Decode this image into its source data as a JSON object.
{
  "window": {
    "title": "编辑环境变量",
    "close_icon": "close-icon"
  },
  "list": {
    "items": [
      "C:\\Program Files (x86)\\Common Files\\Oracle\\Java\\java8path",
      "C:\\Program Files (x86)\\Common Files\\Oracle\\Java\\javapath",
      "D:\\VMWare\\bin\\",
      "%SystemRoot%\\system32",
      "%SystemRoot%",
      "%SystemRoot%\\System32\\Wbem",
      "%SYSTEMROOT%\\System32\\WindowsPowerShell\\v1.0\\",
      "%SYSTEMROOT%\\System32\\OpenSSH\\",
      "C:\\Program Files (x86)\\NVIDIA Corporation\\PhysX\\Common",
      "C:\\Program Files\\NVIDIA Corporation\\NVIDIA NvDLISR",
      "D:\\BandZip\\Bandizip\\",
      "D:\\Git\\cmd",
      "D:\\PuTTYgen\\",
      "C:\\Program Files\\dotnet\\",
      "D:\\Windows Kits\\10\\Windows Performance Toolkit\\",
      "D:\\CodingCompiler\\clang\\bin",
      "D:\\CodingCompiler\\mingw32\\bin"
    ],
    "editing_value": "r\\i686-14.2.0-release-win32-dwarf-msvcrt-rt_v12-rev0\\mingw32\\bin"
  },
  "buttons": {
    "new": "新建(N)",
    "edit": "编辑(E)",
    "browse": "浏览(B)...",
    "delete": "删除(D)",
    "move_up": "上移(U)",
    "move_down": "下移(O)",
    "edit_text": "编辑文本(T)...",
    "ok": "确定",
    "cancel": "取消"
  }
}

+ + +

• Aim of the exercise: Your task is to reproduce the whole listing exactly.

• Solution to the problem:
Decode this image into its source data as a JSON object.
{
  "window": {
    "title": "编辑环境变量",
    "close_icon": "close-icon"
  },
  "list": {
    "items": [
      "C:\\Program Files (x86)\\Common Files\\Oracle\\Java\\java8path",
      "C:\\Program Files (x86)\\Common Files\\Oracle\\Java\\javapath",
      "D:\\VMWare\\bin\\",
      "%SystemRoot%\\system32",
      "%SystemRoot%",
      "%SystemRoot%\\System32\\Wbem",
      "%SYSTEMROOT%\\System32\\WindowsPowerShell\\v1.0\\",
      "%SYSTEMROOT%\\System32\\OpenSSH\\",
      "C:\\Program Files (x86)\\NVIDIA Corporation\\PhysX\\Common",
      "C:\\Program Files\\NVIDIA Corporation\\NVIDIA NvDLISR",
      "D:\\BandZip\\Bandizip\\",
      "D:\\Git\\cmd",
      "D:\\PuTTYgen\\",
      "C:\\Program Files\\dotnet\\",
      "D:\\Windows Kits\\10\\Windows Performance Toolkit\\",
      "D:\\CodingCompiler\\clang\\bin",
      "D:\\CodingCompiler\\mingw32\\bin"
    ],
    "editing_value": "r\\i686-14.2.0-release-win32-dwarf-msvcrt-rt_v12-rev0\\mingw32\\bin"
  },
  "buttons": {
    "new": "新建(N)",
    "edit": "编辑(E)",
    "browse": "浏览(B)...",
    "delete": "删除(D)",
    "move_up": "上移(U)",
    "move_down": "下移(O)",
    "edit_text": "编辑文本(T)...",
    "ok": "确定",
    "cancel": "取消"
  }
}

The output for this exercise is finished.